Instructions for the task:
Your task is to transcribe all the entries exactly, excluding pictures.

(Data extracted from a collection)
━━━━

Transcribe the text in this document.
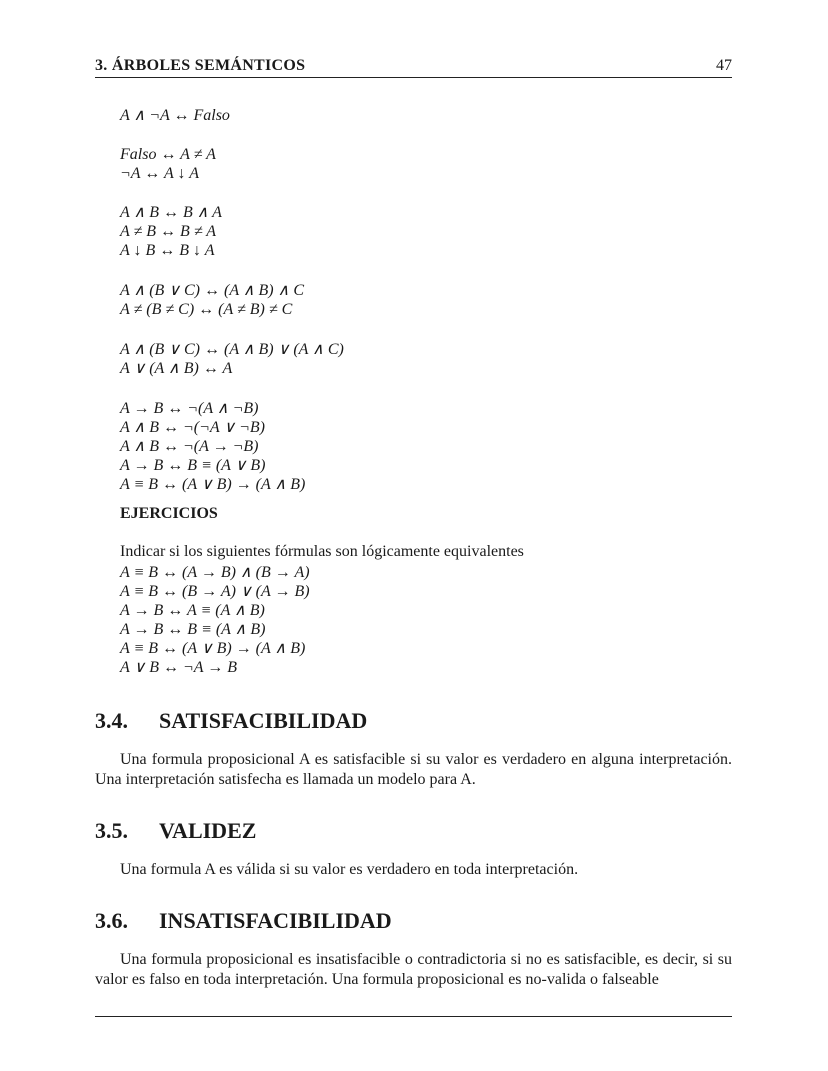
3. ÁRBOLES SEMÁNTICOS	47
A ∧ ¬A ↔ Falso
Falso ↔ A ≠ A
¬A ↔ A ↓ A
A ∧ B ↔ B ∧ A
A ≠ B ↔ B ≠ A
A ↓ B ↔ B ↓ A
A ∧ (B ∨ C) ↔ (A ∧ B) ∧ C
A ≠ (B ≠ C) ↔ (A ≠ B) ≠ C
A ∧ (B ∨ C) ↔ (A ∧ B) ∨ (A ∧ C)
A ∨ (A ∧ B) ↔ A
A → B ↔ ¬(A ∧ ¬B)
A ∧ B ↔ ¬(¬A ∨ ¬B)
A ∧ B ↔ ¬(A → ¬B)
A → B ↔ B ≡ (A ∨ B)
A ≡ B ↔ (A ∨ B) → (A ∧ B)
EJERCICIOS
Indicar si los siguientes fórmulas son lógicamente equivalentes
A ≡ B ↔ (A → B) ∧ (B → A)
A ≡ B ↔ (B → A) ∨ (A → B)
A → B ↔ A ≡ (A ∧ B)
A → B ↔ B ≡ (A ∧ B)
A ≡ B ↔ (A ∨ B) → (A ∧ B)
A ∨ B ↔ ¬A → B
3.4. SATISFACIBILIDAD
Una formula proposicional A es satisfacible si su valor es verdadero en alguna interpretación. Una interpretación satisfecha es llamada un modelo para A.
3.5. VALIDEZ
Una formula A es válida si su valor es verdadero en toda interpretación.
3.6. INSATISFACIBILIDAD
Una formula proposicional es insatisfacible o contradictoria si no es satisfacible, es decir, si su valor es falso en toda interpretación. Una formula proposicional es no-valida o falseable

━━━━

Result for this exercise:
Transcribe the text in this document.
3. ÁRBOLES SEMÁNTICOS	47
A ∧ ¬A ↔ Falso
Falso ↔ A ≠ A
¬A ↔ A ↓ A
A ∧ B ↔ B ∧ A
A ≠ B ↔ B ≠ A
A ↓ B ↔ B ↓ A
A ∧ (B ∨ C) ↔ (A ∧ B) ∧ C
A ≠ (B ≠ C) ↔ (A ≠ B) ≠ C
A ∧ (B ∨ C) ↔ (A ∧ B) ∨ (A ∧ C)
A ∨ (A ∧ B) ↔ A
A → B ↔ ¬(A ∧ ¬B)
A ∧ B ↔ ¬(¬A ∨ ¬B)
A ∧ B ↔ ¬(A → ¬B)
A → B ↔ B ≡ (A ∨ B)
A ≡ B ↔ (A ∨ B) → (A ∧ B)
EJERCICIOS
Indicar si los siguientes fórmulas son lógicamente equivalentes
A ≡ B ↔ (A → B) ∧ (B → A)
A ≡ B ↔ (B → A) ∨ (A → B)
A → B ↔ A ≡ (A ∧ B)
A → B ↔ B ≡ (A ∧ B)
A ≡ B ↔ (A ∨ B) → (A ∧ B)
A ∨ B ↔ ¬A → B
3.4. SATISFACIBILIDAD
Una formula proposicional A es satisfacible si su valor es verdadero en alguna interpretación. Una interpretación satisfecha es llamada un modelo para A.
3.5. VALIDEZ
Una formula A es válida si su valor es verdadero en toda interpretación.
3.6. INSATISFACIBILIDAD
Una formula proposicional es insatisfacible o contradictoria si no es satisfacible, es decir, si su valor es falso en toda interpretación. Una formula proposicional es no-valida o falseable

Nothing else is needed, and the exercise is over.